-- STORED DATA --
┏━━

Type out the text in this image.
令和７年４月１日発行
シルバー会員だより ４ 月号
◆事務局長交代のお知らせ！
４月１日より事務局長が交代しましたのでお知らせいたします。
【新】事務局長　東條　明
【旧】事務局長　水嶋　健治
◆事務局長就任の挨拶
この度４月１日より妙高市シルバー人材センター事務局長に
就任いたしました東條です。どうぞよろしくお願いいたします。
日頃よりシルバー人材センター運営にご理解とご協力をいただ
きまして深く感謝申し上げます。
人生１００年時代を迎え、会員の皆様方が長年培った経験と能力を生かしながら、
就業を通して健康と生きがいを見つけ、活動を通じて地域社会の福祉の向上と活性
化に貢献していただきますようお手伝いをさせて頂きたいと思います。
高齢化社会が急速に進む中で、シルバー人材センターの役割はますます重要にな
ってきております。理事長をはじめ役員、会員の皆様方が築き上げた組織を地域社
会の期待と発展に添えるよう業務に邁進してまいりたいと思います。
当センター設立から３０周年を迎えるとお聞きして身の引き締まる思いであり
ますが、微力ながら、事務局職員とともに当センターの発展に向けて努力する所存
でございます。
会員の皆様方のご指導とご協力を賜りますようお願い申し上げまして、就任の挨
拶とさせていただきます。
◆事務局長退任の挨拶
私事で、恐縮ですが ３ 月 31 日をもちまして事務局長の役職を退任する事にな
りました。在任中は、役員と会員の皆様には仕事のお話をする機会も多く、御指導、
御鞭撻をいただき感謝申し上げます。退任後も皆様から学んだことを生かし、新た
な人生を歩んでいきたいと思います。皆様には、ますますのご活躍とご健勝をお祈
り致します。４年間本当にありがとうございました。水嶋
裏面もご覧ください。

┗━━
┏━━

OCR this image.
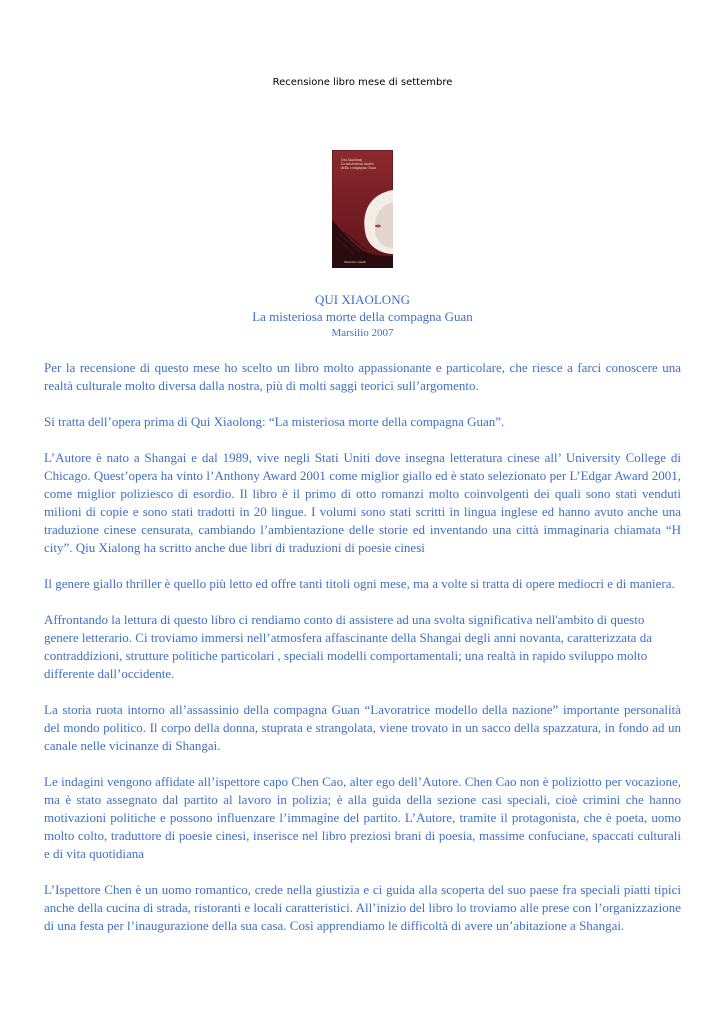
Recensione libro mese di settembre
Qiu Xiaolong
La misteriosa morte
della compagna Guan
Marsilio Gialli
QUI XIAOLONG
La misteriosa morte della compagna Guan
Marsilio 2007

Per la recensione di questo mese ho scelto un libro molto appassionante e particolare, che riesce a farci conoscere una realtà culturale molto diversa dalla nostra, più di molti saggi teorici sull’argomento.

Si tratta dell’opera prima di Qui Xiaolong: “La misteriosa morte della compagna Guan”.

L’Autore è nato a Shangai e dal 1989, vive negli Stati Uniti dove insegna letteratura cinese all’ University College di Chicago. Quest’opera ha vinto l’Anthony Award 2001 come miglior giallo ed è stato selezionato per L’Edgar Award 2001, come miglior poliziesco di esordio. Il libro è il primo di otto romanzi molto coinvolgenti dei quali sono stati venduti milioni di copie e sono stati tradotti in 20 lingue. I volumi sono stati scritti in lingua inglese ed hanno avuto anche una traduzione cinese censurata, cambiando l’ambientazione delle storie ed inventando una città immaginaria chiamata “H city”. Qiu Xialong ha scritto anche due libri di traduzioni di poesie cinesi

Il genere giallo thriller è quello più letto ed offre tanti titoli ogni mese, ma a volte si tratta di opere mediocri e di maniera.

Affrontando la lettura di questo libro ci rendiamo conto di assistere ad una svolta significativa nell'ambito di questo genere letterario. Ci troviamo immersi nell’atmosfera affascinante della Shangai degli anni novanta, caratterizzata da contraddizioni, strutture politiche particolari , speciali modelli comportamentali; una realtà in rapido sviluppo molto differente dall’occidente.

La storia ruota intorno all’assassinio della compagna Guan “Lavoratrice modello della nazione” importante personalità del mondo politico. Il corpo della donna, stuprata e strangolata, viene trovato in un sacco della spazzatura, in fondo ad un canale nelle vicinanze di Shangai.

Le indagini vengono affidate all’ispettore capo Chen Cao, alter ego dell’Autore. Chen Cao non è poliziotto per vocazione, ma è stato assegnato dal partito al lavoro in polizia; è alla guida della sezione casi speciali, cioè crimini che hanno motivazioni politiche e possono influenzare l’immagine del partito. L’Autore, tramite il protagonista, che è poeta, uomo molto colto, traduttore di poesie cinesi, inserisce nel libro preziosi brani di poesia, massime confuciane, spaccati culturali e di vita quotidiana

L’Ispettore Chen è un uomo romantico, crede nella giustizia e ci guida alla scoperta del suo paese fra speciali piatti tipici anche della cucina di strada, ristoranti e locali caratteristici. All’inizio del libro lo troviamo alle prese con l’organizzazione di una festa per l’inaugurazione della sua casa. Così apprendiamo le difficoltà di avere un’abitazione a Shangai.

┗━━

Pull out all lines in the data above that include "questo".

-- ANSWER TO THE EXERCISE --
Per la recensione di questo mese ho scelto un libro molto appassionante e particolare, che riesce a farci conoscere una realtà culturale molto diversa dalla nostra, più di molti saggi teorici sull’argomento.
Affrontando la lettura di questo libro ci rendiamo conto di assistere ad una svolta significativa nell'ambito di questo genere letterario. Ci troviamo immersi nell’atmosfera affascinante della Shangai degli anni novanta, caratterizzata da contraddizioni, strutture politiche particolari , speciali modelli comportamentali; una realtà in rapido sviluppo molto differente dall’occidente.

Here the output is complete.